* **TASK DATA**
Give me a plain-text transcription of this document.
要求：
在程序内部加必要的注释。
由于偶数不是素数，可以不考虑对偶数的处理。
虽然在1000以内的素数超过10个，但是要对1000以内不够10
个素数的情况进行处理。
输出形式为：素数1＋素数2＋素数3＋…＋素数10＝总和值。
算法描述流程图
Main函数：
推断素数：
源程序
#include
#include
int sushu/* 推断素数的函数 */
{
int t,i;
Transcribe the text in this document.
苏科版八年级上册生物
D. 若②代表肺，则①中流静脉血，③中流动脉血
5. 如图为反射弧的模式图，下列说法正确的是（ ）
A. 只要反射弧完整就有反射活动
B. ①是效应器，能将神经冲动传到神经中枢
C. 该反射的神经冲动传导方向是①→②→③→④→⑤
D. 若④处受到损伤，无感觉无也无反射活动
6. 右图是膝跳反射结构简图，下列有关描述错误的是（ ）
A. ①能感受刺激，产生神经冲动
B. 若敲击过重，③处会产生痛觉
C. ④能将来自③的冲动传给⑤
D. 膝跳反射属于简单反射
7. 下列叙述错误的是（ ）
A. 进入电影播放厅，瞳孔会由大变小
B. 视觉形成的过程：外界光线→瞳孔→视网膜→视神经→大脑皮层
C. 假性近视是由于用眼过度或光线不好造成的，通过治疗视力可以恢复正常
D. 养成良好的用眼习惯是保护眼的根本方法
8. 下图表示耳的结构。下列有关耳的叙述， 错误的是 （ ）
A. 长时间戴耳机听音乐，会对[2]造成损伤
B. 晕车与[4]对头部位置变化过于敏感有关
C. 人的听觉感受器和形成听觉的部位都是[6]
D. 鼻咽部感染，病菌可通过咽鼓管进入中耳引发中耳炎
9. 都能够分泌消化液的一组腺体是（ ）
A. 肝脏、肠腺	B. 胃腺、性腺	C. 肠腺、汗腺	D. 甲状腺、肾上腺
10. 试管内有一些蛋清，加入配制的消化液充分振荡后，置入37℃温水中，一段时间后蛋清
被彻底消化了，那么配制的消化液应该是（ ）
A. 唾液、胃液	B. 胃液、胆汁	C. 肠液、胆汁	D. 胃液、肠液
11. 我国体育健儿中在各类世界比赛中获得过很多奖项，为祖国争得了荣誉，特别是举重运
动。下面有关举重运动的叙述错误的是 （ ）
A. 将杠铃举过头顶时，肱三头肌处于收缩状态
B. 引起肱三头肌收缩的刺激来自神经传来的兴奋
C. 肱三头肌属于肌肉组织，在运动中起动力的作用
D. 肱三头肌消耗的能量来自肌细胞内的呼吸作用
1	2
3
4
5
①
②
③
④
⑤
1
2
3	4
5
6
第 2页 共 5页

* **DIRECTIONS**
Repeat the material in full, exactly as it stands.

* **TASK SOLUTION**
Give me a plain-text transcription of this document.
要求：
在程序内部加必要的注释。
由于偶数不是素数，可以不考虑对偶数的处理。
虽然在1000以内的素数超过10个，但是要对1000以内不够10
个素数的情况进行处理。
输出形式为：素数1＋素数2＋素数3＋…＋素数10＝总和值。
算法描述流程图
Main函数：
推断素数：
源程序
#include
#include
int sushu/* 推断素数的函数 */
{
int t,i;
Transcribe the text in this document.
苏科版八年级上册生物
D. 若②代表肺，则①中流静脉血，③中流动脉血
5. 如图为反射弧的模式图，下列说法正确的是（ ）
A. 只要反射弧完整就有反射活动
B. ①是效应器，能将神经冲动传到神经中枢
C. 该反射的神经冲动传导方向是①→②→③→④→⑤
D. 若④处受到损伤，无感觉无也无反射活动
6. 右图是膝跳反射结构简图，下列有关描述错误的是（ ）
A. ①能感受刺激，产生神经冲动
B. 若敲击过重，③处会产生痛觉
C. ④能将来自③的冲动传给⑤
D. 膝跳反射属于简单反射
7. 下列叙述错误的是（ ）
A. 进入电影播放厅，瞳孔会由大变小
B. 视觉形成的过程：外界光线→瞳孔→视网膜→视神经→大脑皮层
C. 假性近视是由于用眼过度或光线不好造成的，通过治疗视力可以恢复正常
D. 养成良好的用眼习惯是保护眼的根本方法
8. 下图表示耳的结构。下列有关耳的叙述， 错误的是 （ ）
A. 长时间戴耳机听音乐，会对[2]造成损伤
B. 晕车与[4]对头部位置变化过于敏感有关
C. 人的听觉感受器和形成听觉的部位都是[6]
D. 鼻咽部感染，病菌可通过咽鼓管进入中耳引发中耳炎
9. 都能够分泌消化液的一组腺体是（ ）
A. 肝脏、肠腺	B. 胃腺、性腺	C. 肠腺、汗腺	D. 甲状腺、肾上腺
10. 试管内有一些蛋清，加入配制的消化液充分振荡后，置入37℃温水中，一段时间后蛋清
被彻底消化了，那么配制的消化液应该是（ ）
A. 唾液、胃液	B. 胃液、胆汁	C. 肠液、胆汁	D. 胃液、肠液
11. 我国体育健儿中在各类世界比赛中获得过很多奖项，为祖国争得了荣誉，特别是举重运
动。下面有关举重运动的叙述错误的是 （ ）
A. 将杠铃举过头顶时，肱三头肌处于收缩状态
B. 引起肱三头肌收缩的刺激来自神经传来的兴奋
C. 肱三头肌属于肌肉组织，在运动中起动力的作用
D. 肱三头肌消耗的能量来自肌细胞内的呼吸作用
1	2
3
4
5
①
②
③
④
⑤
1
2
3	4
5
6
第 2页 共 5页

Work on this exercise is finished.